[Data records]
<<<<
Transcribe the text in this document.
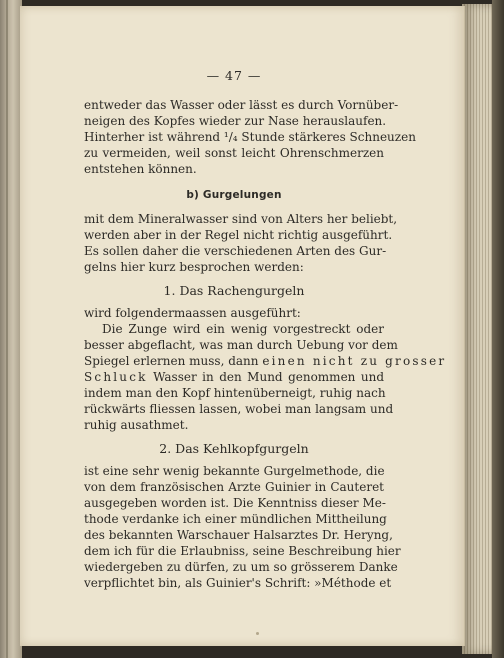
— 47 —
entweder das Wasser oder lässt es durch Vornüber-
neigen des Kopfes wieder zur Nase herauslaufen.
Hinterher ist während ¹/₄ Stunde stärkeres Schneuzen
zu vermeiden, weil sonst leicht Ohrenschmerzen
entstehen können.
b) Gurgelungen
mit dem Mineralwasser sind von Alters her beliebt,
werden aber in der Regel nicht richtig ausgeführt.
Es sollen daher die verschiedenen Arten des Gur-
gelns hier kurz besprochen werden:
1. Das Rachengurgeln
wird folgendermaassen ausgeführt:
Die Zunge wird ein wenig vorgestreckt oder
besser abgeflacht, was man durch Uebung vor dem
Spiegel erlernen muss, dann einen nicht zu grosser
Schluck Wasser in den Mund genommen und
indem man den Kopf hintenüberneigt, ruhig nach
rückwärts fliessen lassen, wobei man langsam und
ruhig ausathmet.
2. Das Kehlkopfgurgeln
ist eine sehr wenig bekannte Gurgelmethode, die
von dem französischen Arzte Guinier in Cauteret
ausgegeben worden ist. Die Kenntniss dieser Me-
thode verdanke ich einer mündlichen Mittheilung
des bekannten Warschauer Halsarztes Dr. Heryng,
dem ich für die Erlaubniss, seine Beschreibung hier
wiedergeben zu dürfen, zu um so grösserem Danke
verpflichtet bin, als Guinier's Schrift: »Méthode et
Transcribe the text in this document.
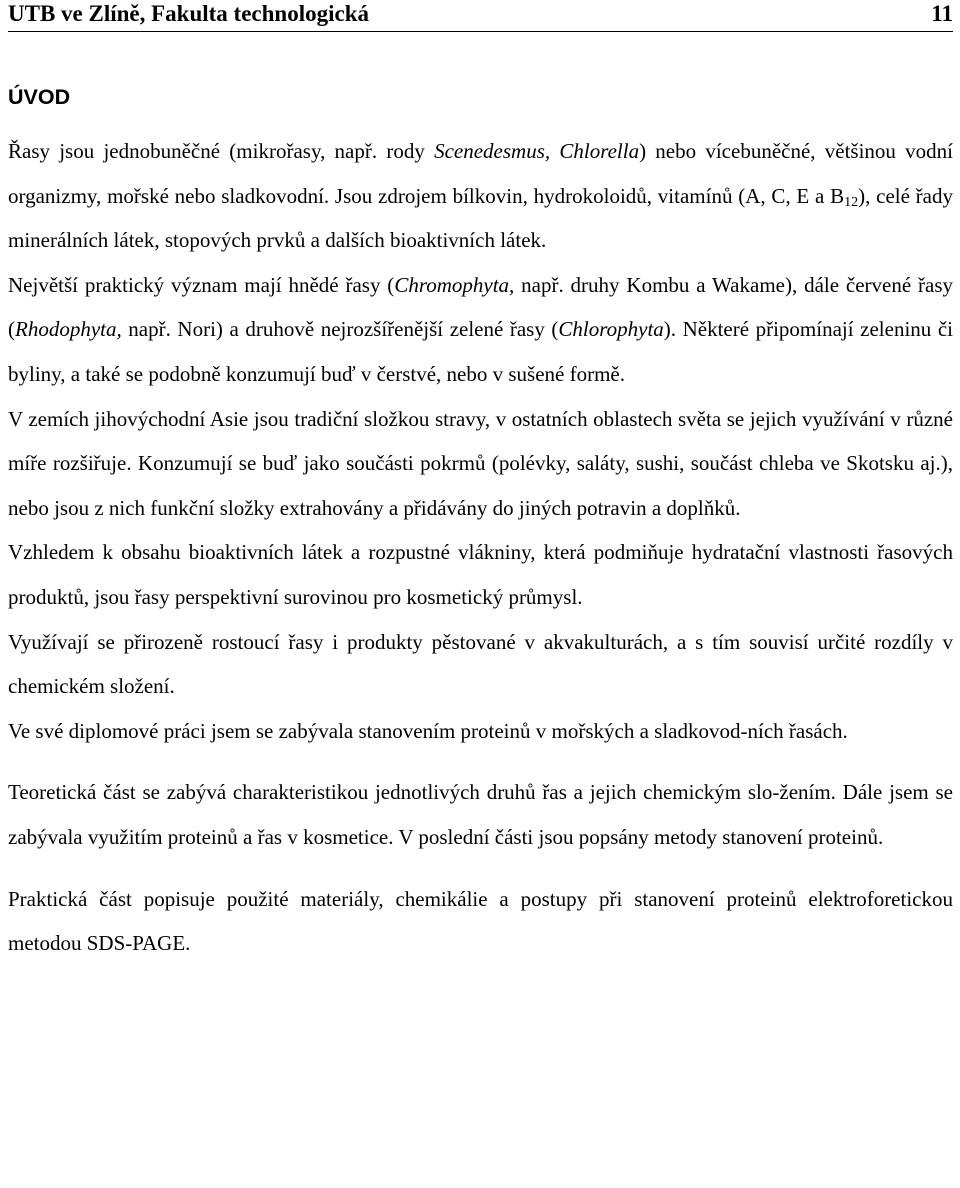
UTB ve Zlíně, Fakulta technologická	11
ÚVOD

Řasy jsou jednobuněčné (mikrořasy, např. rody Scenedesmus, Chlorella) nebo vícebuněčné, většinou vodní organizmy, mořské nebo sladkovodní. Jsou zdrojem bílkovin, hydrokoloidů, vitamínů (A, C, E a $B_{12}$), celé řady minerálních látek, stopových prvků a dalších bioaktivních látek.

Největší praktický význam mají hnědé řasy (Chromophyta, např. druhy Kombu a Wakame), dále červené řasy (Rhodophyta, např. Nori) a druhově nejrozšířenější zelené řasy (Chlorophyta). Některé připomínají zeleninu či byliny, a také se podobně konzumují buď v čerstvé, nebo v sušené formě.

V zemích jihovýchodní Asie jsou tradiční složkou stravy, v ostatních oblastech světa se jejich využívání v různé míře rozšiřuje. Konzumují se buď jako součásti pokrmů (polévky, saláty, sushi, součást chleba ve Skotsku aj.), nebo jsou z nich funkční složky extrahovány a přidávány do jiných potravin a doplňků.

Vzhledem k obsahu bioaktivních látek a rozpustné vlákniny, která podmiňuje hydratační vlastnosti řasových produktů, jsou řasy perspektivní surovinou pro kosmetický průmysl.

Využívají se přirozeně rostoucí řasy i produkty pěstované v akvakulturách, a s tím souvisí určité rozdíly v chemickém složení.

Ve své diplomové práci jsem se zabývala stanovením proteinů v mořských a sladkovod-ních řasách.

Teoretická část se zabývá charakteristikou jednotlivých druhů řas a jejich chemickým slo-žením. Dále jsem se zabývala využitím proteinů a řas v kosmetice. V poslední části jsou popsány metody stanovení proteinů.

Praktická část popisuje použité materiály, chemikálie a postupy při stanovení proteinů elektroforetickou metodou SDS-PAGE.
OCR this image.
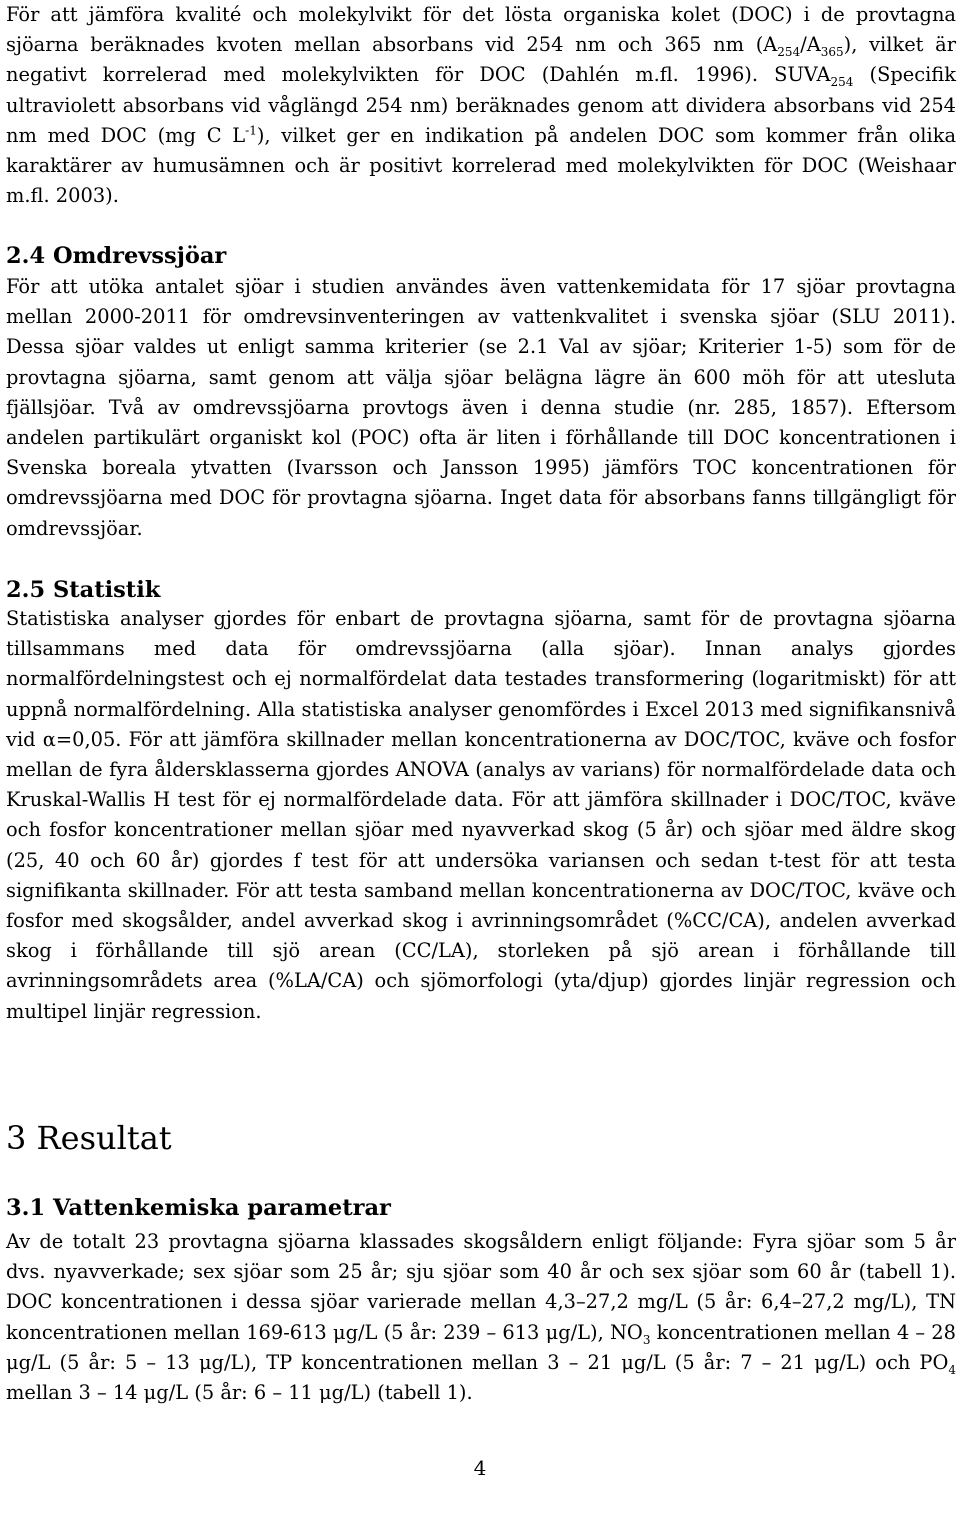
För att jämföra kvalité och molekylvikt för det lösta organiska kolet (DOC) i de provtagna sjöarna beräknades kvoten mellan absorbans vid 254 nm och 365 nm $(A_{254}/A_{365})$, vilket är negativt korrelerad med molekylvikten för DOC (Dahlén m.fl. 1996). $SUVA_{254}$ (Specifik ultraviolett absorbans vid våglängd 254 nm) beräknades genom att dividera absorbans vid 254 nm med DOC (mg C $L^{-1}$), vilket ger en indikation på andelen DOC som kommer från olika karaktärer av humusämnen och är positivt korrelerad med molekylvikten för DOC (Weishaar m.fl. 2003).

2.4 Omdrevssjöar

För att utöka antalet sjöar i studien användes även vattenkemidata för 17 sjöar provtagna mellan 2000-2011 för omdrevsinventeringen av vattenkvalitet i svenska sjöar (SLU 2011). Dessa sjöar valdes ut enligt samma kriterier (se 2.1 Val av sjöar; Kriterier 1-5) som för de provtagna sjöarna, samt genom att välja sjöar belägna lägre än 600 möh för att utesluta fjällsjöar. Två av omdrevssjöarna provtogs även i denna studie (nr. 285, 1857). Eftersom andelen partikulärt organiskt kol (POC) ofta är liten i förhållande till DOC koncentrationen i Svenska boreala ytvatten (Ivarsson och Jansson 1995) jämförs TOC koncentrationen för omdrevssjöarna med DOC för provtagna sjöarna. Inget data för absorbans fanns tillgängligt för omdrevssjöar.

2.5 Statistik

Statistiska analyser gjordes för enbart de provtagna sjöarna, samt för de provtagna sjöarna tillsammans med data för omdrevssjöarna (alla sjöar). Innan analys gjordes normalfördelningstest och ej normalfördelat data testades transformering (logaritmiskt) för att uppnå normalfördelning. Alla statistiska analyser genomfördes i Excel 2013 med signifikansnivå vid α=0,05. För att jämföra skillnader mellan koncentrationerna av DOC/TOC, kväve och fosfor mellan de fyra åldersklasserna gjordes ANOVA (analys av varians) för normalfördelade data och Kruskal-Wallis H test för ej normalfördelade data. För att jämföra skillnader i DOC/TOC, kväve och fosfor koncentrationer mellan sjöar med nyavverkad skog (5 år) och sjöar med äldre skog (25, 40 och 60 år) gjordes f test för att undersöka variansen och sedan t-test för att testa signifikanta skillnader. För att testa samband mellan koncentrationerna av DOC/TOC, kväve och fosfor med skogsålder, andel avverkad skog i avrinningsområdet (%CC/CA), andelen avverkad skog i förhållande till sjö arean (CC/LA), storleken på sjö arean i förhållande till avrinningsområdets area (%LA/CA) och sjömorfologi (yta/djup) gjordes linjär regression och multipel linjär regression.

3 Resultat
3.1 Vattenkemiska parametrar

Av de totalt 23 provtagna sjöarna klassades skogsåldern enligt följande: Fyra sjöar som 5 år dvs. nyavverkade; sex sjöar som 25 år; sju sjöar som 40 år och sex sjöar som 60 år (tabell 1). DOC koncentrationen i dessa sjöar varierade mellan 4,3–27,2 mg/L (5 år: 6,4–27,2 mg/L), TN koncentrationen mellan 169-613 μg/L (5 år: 239 – 613 μg/L), $NO_3$ koncentrationen mellan 4 – 28 μg/L (5 år: 5 – 13 μg/L), TP koncentrationen mellan 3 – 21 μg/L (5 år: 7 – 21 μg/L) och $PO_4$ mellan 3 – 14 μg/L (5 år: 6 – 11 μg/L) (tabell 1).

4
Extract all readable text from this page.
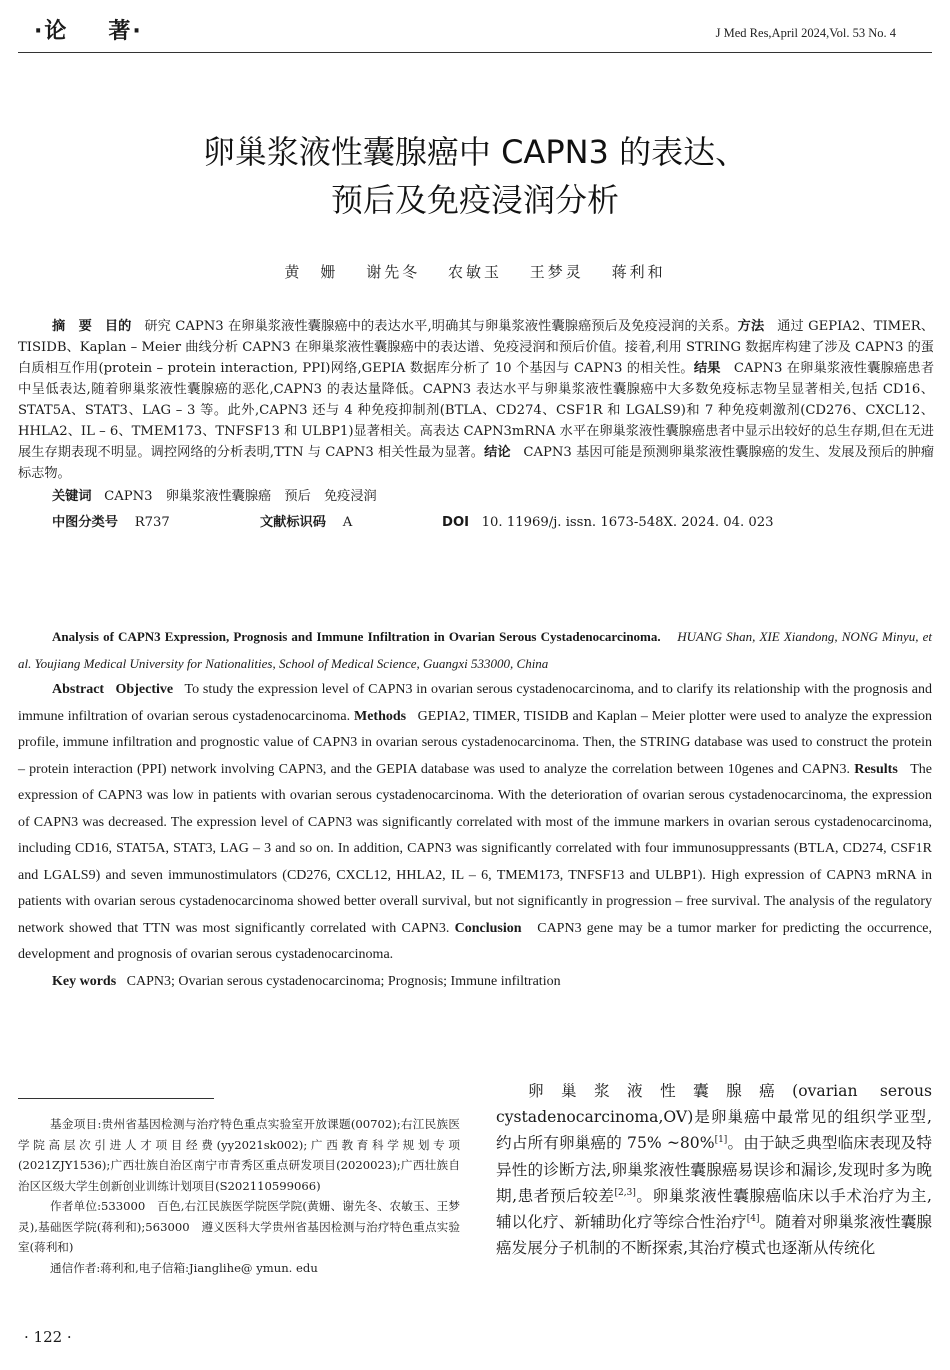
·论 著·	J Med Res,April 2024,Vol. 53 No. 4
卵巢浆液性囊腺癌中 CAPN3 的表达、
预后及免疫浸润分析
黄　姗 谢先冬 农敏玉 王梦灵 蒋利和

摘　要 目的 研究 CAPN3 在卵巢浆液性囊腺癌中的表达水平,明确其与卵巢浆液性囊腺癌预后及免疫浸润的关系。方法 通过 GEPIA2、TIMER、TISIDB、Kaplan – Meier 曲线分析 CAPN3 在卵巢浆液性囊腺癌中的表达谱、免疫浸润和预后价值。接着,利用 STRING 数据库构建了涉及 CAPN3 的蛋白质相互作用(protein – protein interaction, PPI)网络,GEPIA 数据库分析了 10 个基因与 CAPN3 的相关性。结果 CAPN3 在卵巢浆液性囊腺癌患者中呈低表达,随着卵巢浆液性囊腺癌的恶化,CAPN3 的表达量降低。CAPN3 表达水平与卵巢浆液性囊腺癌中大多数免疫标志物呈显著相关,包括 CD16、STAT5A、STAT3、LAG – 3 等。此外,CAPN3 还与 4 种免疫抑制剂(BTLA、CD274、CSF1R 和 LGALS9)和 7 种免疫刺激剂(CD276、CXCL12、HHLA2、IL – 6、TMEM173、TNFSF13 和 ULBP1)显著相关。高表达 CAPN3mRNA 水平在卵巢浆液性囊腺癌患者中显示出较好的总生存期,但在无进展生存期表现不明显。调控网络的分析表明,TTN 与 CAPN3 相关性最为显著。结论 CAPN3 基因可能是预测卵巢浆液性囊腺癌的发生、发展及预后的肿瘤标志物。

关键词 CAPN3　卵巢浆液性囊腺癌　预后　免疫浸润

中图分类号 R737	文献标识码 A	DOI 10. 11969/j. issn. 1673-548X. 2024. 04. 023

Analysis of CAPN3 Expression, Prognosis and Immune Infiltration in Ovarian Serous Cystadenocarcinoma. HUANG Shan, XIE Xiandong, NONG Minyu, et al. Youjiang Medical University for Nationalities, School of Medical Science, Guangxi 533000, China

Abstract Objective To study the expression level of CAPN3 in ovarian serous cystadenocarcinoma, and to clarify its relationship with the prognosis and immune infiltration of ovarian serous cystadenocarcinoma. Methods GEPIA2, TIMER, TISIDB and Kaplan – Meier plotter were used to analyze the expression profile, immune infiltration and prognostic value of CAPN3 in ovarian serous cystadenocarcinoma. Then, the STRING database was used to construct the protein – protein interaction (PPI) network involving CAPN3, and the GEPIA database was used to analyze the correlation between 10genes and CAPN3. Results The expression of CAPN3 was low in patients with ovarian serous cystadenocarcinoma. With the deterioration of ovarian serous cystadenocarcinoma, the expression of CAPN3 was decreased. The expression level of CAPN3 was significantly correlated with most of the immune markers in ovarian serous cystadenocarcinoma, including CD16, STAT5A, STAT3, LAG – 3 and so on. In addition, CAPN3 was significantly correlated with four immunosuppressants (BTLA, CD274, CSF1R and LGALS9) and seven immunostimulators (CD276, CXCL12, HHLA2, IL – 6, TMEM173, TNFSF13 and ULBP1). High expression of CAPN3 mRNA in patients with ovarian serous cystadenocarcinoma showed better overall survival, but not significantly in progression – free survival. The analysis of the regulatory network showed that TTN was most significantly correlated with CAPN3. Conclusion CAPN3 gene may be a tumor marker for predicting the occurrence, development and prognosis of ovarian serous cystadenocarcinoma.

Key words CAPN3; Ovarian serous cystadenocarcinoma; Prognosis; Immune infiltration

基金项目:贵州省基因检测与治疗特色重点实验室开放课题(00702);右江民族医学院高层次引进人才项目经费(yy2021sk002);广西教育科学规划专项(2021ZJY1536);广西壮族自治区南宁市青秀区重点研发项目(2020023);广西壮族自治区区级大学生创新创业训练计划项目(S202110599066)

作者单位:533000　百色,右江民族医学院医学院(黄姗、谢先冬、农敏玉、王梦灵),基础医学院(蒋利和);563000　遵义医科大学贵州省基因检测与治疗特色重点实验室(蒋利和)

通信作者:蒋利和,电子信箱:Jianglihe@ ymun. edu

卵巢浆液性囊腺癌(ovarian serous cystadenocarcinoma,OV)是卵巢癌中最常见的组织学亚型,约占所有卵巢癌的 75% ~80%[1]。由于缺乏典型临床表现及特异性的诊断方法,卵巢浆液性囊腺癌易误诊和漏诊,发现时多为晚期,患者预后较差[2,3]。卵巢浆液性囊腺癌临床以手术治疗为主,辅以化疗、新辅助化疗等综合性治疗[4]。随着对卵巢浆液性囊腺癌发展分子机制的不断探索,其治疗模式也逐渐从传统化

· 122 ·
>>>>
§ WHAT THE TASK ASKS
Determine how many lines above have the string "jsou" and output nothing besides the count.

§ RESPONSE
4